● TASK OBJECTIVE:
Count the lines below that contain the word "color" and give only the number.

● THE INPUT:
---+---
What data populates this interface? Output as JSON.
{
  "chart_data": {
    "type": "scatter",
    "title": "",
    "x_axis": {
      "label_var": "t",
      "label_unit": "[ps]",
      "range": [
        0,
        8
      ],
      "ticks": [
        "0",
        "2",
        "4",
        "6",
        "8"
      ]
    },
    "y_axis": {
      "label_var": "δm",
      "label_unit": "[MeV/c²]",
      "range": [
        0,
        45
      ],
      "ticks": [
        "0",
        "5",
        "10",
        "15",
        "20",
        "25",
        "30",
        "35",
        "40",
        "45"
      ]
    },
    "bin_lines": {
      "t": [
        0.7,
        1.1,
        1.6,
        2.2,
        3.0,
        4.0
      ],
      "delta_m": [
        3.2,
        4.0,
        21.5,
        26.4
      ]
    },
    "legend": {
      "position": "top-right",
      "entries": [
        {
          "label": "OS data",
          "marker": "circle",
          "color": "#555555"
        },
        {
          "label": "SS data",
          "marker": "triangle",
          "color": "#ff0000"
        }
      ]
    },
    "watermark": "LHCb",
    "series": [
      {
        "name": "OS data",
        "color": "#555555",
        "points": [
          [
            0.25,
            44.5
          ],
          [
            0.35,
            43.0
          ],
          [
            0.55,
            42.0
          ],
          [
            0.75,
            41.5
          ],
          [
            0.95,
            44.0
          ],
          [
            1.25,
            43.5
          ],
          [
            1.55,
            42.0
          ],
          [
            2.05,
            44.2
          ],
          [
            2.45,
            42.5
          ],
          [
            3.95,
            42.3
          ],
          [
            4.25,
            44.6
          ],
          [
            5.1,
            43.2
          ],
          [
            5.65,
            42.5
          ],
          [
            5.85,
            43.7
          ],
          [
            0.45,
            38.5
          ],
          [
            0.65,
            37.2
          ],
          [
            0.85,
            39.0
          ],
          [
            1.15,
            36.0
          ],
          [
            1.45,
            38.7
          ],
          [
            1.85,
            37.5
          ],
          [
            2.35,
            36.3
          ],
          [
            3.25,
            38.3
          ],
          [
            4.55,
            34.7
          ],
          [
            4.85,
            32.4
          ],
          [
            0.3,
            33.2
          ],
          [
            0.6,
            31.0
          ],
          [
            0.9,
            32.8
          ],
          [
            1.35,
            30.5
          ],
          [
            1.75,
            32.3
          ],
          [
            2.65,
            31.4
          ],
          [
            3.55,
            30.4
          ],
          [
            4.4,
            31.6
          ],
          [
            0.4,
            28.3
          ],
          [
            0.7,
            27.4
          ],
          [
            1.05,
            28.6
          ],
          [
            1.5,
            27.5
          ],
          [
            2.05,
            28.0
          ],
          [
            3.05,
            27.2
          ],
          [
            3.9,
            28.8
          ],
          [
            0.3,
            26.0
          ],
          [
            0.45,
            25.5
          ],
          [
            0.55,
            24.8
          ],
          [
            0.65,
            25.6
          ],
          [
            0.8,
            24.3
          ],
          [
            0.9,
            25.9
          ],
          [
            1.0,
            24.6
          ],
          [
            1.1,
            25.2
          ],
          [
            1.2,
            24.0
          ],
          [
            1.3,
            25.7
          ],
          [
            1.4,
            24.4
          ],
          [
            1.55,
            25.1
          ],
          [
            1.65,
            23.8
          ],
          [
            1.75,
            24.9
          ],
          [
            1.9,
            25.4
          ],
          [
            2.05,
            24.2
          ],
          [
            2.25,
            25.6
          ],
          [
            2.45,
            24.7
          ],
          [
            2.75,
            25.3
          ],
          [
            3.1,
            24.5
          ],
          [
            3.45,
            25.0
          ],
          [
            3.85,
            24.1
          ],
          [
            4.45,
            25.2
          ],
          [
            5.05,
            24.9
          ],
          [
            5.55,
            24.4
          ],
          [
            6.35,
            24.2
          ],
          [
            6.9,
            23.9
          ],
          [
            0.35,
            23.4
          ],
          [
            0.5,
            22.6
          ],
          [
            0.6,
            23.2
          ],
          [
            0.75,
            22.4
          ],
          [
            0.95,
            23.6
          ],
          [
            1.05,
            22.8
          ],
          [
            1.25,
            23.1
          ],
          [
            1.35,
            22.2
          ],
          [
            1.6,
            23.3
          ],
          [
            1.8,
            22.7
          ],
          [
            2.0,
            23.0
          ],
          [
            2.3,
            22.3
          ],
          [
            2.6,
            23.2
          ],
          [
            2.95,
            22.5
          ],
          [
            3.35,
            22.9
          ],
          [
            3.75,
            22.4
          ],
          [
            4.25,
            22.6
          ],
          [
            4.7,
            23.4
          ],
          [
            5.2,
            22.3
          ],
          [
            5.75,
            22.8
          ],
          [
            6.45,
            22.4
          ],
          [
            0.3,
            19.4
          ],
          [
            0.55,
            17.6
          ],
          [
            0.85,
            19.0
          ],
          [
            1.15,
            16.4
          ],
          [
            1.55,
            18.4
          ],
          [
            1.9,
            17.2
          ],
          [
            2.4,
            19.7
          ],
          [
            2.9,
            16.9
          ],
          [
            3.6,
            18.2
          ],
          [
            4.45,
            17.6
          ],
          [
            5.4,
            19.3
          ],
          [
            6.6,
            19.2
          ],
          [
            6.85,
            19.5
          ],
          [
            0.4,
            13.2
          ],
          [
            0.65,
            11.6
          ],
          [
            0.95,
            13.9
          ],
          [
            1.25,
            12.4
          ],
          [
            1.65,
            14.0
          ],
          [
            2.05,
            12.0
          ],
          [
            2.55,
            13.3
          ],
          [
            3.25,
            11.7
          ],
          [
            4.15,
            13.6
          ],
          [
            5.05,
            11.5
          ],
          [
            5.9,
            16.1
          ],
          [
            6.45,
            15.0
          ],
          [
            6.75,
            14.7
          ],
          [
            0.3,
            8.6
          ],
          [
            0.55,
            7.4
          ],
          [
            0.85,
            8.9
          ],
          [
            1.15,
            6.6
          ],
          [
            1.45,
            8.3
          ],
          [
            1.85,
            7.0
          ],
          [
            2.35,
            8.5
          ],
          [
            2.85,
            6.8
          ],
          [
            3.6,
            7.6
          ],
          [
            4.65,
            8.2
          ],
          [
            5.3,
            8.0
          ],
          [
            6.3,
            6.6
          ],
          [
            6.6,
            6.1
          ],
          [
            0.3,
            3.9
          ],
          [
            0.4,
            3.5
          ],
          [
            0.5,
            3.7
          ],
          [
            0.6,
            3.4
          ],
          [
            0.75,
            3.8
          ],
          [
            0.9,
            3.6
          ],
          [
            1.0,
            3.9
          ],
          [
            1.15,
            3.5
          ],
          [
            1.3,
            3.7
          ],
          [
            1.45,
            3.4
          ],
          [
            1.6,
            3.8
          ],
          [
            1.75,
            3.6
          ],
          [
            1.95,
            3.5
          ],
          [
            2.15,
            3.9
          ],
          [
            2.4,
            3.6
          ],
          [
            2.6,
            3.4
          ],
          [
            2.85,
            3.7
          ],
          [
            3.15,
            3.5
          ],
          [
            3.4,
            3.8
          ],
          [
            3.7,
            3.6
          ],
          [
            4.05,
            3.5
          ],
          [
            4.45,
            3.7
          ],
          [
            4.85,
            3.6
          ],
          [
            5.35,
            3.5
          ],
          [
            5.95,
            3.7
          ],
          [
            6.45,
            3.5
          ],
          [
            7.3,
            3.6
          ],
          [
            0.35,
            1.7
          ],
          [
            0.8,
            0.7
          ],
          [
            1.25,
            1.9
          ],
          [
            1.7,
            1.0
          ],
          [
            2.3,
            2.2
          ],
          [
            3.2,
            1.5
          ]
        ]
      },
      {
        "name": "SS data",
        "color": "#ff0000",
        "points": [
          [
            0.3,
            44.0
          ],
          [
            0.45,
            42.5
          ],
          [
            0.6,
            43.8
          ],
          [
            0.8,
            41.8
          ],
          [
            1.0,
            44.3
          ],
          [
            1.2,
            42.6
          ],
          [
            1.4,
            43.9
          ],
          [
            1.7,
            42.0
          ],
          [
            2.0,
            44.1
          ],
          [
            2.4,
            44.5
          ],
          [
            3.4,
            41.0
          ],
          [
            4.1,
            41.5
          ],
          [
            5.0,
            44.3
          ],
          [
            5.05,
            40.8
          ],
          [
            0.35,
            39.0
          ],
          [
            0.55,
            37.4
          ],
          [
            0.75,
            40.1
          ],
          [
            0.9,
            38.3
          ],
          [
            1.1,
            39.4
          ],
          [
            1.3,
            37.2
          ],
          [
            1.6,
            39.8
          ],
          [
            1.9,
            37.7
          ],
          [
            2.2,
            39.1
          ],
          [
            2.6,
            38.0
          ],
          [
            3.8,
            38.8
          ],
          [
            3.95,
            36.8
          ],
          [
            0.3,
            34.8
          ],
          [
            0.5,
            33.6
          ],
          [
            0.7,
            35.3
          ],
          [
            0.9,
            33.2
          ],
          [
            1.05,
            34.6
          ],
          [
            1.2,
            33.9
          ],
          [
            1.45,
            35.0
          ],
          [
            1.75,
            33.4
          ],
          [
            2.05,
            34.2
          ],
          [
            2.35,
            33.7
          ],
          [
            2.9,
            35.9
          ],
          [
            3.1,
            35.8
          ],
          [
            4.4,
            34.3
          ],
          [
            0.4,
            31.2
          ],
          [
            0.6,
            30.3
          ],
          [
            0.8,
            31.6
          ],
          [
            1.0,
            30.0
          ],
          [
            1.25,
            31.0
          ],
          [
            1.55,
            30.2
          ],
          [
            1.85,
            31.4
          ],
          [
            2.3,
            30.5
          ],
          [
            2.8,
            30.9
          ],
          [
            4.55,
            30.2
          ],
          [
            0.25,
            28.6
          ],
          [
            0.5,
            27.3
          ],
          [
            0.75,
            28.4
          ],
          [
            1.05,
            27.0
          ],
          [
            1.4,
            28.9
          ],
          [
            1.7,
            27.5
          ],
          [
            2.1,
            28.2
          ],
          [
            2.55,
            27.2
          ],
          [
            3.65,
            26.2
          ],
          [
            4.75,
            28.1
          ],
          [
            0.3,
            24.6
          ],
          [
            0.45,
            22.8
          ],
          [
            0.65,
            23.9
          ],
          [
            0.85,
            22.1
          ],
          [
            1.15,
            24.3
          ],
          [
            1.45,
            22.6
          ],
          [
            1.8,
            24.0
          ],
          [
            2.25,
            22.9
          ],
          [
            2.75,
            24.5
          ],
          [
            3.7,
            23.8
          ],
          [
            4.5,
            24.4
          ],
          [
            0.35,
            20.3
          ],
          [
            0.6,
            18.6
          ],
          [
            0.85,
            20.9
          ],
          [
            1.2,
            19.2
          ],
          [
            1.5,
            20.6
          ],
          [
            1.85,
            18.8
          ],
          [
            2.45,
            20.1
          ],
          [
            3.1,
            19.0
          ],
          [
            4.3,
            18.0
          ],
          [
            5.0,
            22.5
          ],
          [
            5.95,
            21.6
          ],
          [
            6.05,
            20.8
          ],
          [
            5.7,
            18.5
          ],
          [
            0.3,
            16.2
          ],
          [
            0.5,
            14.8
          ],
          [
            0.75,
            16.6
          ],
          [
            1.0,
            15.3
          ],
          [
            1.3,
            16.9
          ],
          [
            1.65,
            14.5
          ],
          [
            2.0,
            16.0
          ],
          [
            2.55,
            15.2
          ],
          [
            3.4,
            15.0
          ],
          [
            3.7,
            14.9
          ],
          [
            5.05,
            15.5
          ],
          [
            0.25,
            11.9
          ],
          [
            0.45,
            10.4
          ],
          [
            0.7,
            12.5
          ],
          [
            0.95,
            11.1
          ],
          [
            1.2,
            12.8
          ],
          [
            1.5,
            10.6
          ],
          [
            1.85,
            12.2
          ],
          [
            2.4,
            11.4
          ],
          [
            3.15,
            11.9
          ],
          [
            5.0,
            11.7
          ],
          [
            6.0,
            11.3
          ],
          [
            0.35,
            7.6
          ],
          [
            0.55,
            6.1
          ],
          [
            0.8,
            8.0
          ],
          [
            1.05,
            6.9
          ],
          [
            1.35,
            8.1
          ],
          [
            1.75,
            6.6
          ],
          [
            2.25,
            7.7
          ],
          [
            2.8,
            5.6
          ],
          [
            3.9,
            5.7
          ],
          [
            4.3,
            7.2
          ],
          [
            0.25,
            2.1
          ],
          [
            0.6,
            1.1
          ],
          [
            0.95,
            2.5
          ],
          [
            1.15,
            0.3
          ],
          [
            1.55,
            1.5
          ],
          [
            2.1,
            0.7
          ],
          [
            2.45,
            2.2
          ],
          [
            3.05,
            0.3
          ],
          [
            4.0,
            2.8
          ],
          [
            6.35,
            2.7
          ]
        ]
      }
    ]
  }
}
---+---
● EXPECTED ANSWER:
4